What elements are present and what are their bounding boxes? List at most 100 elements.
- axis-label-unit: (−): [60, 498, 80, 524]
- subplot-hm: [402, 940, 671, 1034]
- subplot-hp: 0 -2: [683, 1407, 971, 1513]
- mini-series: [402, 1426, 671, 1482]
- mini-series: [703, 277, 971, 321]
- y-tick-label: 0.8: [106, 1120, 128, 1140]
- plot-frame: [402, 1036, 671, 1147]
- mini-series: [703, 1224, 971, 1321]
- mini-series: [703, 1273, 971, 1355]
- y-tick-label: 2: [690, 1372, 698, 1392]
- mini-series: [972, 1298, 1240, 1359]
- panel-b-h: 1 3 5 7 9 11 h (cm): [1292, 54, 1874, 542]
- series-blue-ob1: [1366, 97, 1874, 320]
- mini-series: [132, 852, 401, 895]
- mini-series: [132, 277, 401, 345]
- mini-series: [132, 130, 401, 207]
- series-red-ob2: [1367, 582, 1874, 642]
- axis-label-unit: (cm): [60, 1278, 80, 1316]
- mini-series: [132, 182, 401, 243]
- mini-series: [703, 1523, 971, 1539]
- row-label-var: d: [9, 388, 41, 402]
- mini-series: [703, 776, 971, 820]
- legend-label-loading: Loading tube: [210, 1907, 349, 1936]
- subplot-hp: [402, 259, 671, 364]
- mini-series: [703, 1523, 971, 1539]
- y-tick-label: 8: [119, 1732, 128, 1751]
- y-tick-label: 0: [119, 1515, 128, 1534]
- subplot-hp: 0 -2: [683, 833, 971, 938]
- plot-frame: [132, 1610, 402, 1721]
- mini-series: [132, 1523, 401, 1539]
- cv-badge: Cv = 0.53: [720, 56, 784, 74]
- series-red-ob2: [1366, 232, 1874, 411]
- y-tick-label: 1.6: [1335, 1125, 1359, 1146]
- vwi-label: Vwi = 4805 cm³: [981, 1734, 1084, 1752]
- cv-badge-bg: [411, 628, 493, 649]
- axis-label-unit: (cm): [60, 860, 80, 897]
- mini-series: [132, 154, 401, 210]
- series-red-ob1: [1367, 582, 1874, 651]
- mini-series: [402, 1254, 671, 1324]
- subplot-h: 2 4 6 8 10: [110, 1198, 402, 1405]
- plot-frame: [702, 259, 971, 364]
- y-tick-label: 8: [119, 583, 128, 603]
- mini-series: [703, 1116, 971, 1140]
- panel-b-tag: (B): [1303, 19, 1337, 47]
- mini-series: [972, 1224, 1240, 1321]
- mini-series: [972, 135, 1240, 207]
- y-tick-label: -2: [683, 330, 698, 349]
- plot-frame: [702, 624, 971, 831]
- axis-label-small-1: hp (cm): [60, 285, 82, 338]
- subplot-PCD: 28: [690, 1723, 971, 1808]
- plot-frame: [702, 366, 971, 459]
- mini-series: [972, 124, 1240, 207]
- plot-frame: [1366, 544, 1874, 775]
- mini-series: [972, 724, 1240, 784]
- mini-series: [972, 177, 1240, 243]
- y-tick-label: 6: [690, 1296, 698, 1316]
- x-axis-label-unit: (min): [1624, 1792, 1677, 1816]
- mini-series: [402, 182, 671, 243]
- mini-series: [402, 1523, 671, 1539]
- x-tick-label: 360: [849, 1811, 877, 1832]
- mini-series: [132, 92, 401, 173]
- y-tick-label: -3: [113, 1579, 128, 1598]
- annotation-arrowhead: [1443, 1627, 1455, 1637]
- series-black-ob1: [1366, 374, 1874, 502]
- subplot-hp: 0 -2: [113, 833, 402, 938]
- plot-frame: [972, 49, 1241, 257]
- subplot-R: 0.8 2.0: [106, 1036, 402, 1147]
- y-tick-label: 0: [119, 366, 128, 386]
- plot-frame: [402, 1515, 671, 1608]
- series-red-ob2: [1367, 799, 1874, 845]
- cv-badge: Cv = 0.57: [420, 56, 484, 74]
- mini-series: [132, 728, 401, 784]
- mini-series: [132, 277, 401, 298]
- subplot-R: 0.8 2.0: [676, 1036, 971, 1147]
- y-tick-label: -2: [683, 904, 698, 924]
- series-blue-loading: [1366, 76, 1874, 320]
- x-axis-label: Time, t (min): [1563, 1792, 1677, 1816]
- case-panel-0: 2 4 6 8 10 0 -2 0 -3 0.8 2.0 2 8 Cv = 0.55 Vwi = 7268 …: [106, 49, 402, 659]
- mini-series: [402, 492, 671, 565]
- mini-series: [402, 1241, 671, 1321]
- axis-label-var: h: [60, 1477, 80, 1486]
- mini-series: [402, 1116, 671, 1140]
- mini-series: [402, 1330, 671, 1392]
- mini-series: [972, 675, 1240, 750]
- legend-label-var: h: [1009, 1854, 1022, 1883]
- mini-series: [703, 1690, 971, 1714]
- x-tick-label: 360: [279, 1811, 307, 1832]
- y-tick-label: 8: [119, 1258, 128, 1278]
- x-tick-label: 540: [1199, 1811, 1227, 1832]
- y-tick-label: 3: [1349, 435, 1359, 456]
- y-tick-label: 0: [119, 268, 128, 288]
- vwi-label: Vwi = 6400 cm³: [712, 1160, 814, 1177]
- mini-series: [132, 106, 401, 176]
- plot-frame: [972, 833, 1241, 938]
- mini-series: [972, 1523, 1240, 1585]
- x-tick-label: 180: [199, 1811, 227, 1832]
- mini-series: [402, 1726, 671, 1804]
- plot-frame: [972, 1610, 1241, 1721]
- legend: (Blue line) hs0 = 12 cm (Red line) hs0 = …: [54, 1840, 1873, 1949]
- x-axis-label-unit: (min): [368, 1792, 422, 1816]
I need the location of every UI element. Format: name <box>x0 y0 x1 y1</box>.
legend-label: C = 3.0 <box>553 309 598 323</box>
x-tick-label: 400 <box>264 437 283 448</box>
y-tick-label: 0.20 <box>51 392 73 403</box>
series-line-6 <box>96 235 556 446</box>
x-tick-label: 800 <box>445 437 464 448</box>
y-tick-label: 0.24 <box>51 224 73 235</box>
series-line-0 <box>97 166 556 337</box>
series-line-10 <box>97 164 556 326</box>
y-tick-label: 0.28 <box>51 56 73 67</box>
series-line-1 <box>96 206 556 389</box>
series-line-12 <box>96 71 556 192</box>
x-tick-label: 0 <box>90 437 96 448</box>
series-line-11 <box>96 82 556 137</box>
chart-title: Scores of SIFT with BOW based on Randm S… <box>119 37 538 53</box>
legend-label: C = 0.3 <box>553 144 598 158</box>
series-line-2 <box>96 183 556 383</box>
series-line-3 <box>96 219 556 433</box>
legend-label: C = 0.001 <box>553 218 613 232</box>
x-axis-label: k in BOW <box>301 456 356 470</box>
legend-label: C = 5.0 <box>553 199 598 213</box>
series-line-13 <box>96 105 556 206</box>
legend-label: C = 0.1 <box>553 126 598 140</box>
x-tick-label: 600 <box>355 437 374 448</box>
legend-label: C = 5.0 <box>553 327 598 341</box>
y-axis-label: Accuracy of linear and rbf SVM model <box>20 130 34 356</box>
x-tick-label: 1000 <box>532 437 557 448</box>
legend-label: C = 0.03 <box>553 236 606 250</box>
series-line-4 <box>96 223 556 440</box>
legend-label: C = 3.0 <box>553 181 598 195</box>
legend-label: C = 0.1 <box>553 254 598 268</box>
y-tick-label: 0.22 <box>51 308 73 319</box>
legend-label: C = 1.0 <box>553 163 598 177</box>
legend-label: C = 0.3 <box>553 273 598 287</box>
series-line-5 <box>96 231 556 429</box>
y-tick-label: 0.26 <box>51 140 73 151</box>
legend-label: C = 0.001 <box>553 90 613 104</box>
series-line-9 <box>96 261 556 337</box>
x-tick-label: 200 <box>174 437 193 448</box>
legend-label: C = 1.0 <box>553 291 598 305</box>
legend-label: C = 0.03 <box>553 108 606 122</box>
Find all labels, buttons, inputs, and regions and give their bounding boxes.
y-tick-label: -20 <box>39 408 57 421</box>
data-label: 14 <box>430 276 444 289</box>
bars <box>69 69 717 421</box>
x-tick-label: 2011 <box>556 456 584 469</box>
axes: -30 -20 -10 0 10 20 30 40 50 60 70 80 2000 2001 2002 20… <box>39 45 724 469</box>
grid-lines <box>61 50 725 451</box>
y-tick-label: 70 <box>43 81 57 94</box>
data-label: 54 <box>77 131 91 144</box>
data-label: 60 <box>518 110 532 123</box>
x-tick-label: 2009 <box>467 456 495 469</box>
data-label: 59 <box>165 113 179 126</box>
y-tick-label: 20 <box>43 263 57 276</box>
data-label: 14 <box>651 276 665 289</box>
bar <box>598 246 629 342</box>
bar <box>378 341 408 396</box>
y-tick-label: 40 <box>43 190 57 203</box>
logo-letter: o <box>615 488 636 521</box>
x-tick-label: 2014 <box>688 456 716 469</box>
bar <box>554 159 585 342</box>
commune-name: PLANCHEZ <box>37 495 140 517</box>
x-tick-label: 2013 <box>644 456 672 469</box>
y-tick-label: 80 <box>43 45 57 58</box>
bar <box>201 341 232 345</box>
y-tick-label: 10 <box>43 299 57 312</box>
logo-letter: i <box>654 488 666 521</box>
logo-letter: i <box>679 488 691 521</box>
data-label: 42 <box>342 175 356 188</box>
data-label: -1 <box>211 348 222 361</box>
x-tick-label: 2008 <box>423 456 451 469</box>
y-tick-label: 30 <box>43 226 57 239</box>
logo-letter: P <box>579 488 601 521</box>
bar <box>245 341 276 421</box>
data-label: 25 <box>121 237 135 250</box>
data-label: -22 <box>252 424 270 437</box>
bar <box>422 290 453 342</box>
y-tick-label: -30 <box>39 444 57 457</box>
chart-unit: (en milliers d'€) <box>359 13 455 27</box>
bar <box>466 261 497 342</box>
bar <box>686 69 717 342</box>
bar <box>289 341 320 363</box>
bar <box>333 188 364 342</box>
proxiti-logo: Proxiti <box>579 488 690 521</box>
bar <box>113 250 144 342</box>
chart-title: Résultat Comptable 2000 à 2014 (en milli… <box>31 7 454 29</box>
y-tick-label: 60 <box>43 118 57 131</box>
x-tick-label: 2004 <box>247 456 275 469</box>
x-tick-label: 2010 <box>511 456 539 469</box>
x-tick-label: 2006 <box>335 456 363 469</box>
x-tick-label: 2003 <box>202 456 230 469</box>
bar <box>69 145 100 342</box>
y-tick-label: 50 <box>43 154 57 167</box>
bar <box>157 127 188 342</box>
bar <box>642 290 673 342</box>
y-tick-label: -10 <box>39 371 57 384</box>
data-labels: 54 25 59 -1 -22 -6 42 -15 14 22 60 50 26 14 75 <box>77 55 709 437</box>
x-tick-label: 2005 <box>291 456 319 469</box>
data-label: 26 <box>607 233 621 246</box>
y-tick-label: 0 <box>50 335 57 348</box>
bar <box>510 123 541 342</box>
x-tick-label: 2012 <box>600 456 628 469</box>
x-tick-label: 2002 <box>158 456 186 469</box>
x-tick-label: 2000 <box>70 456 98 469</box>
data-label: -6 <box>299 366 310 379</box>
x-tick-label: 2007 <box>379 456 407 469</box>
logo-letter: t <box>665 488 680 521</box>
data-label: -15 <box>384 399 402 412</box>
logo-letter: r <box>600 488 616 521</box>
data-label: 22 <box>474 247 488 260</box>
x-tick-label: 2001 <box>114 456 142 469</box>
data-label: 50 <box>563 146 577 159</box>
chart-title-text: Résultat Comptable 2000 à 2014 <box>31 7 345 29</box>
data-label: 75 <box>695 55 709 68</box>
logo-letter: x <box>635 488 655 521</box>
========================================
§ **TASK OBJECTIVE**:
Update the rows from the start through the line containing "- mini-series: [402, 1426, 671, 1482]" by replacing "axis-label-unit" with "axis-unit-label", keeping everything else the same.

§ **RESULT BELOW**:
What elements are present and what are their bounding boxes? List at most 100 elements.
- axis-unit-label: (−): [60, 498, 80, 524]
- subplot-hm: [402, 940, 671, 1034]
- subplot-hp: 0 -2: [683, 1407, 971, 1513]
- mini-series: [402, 1426, 671, 1482]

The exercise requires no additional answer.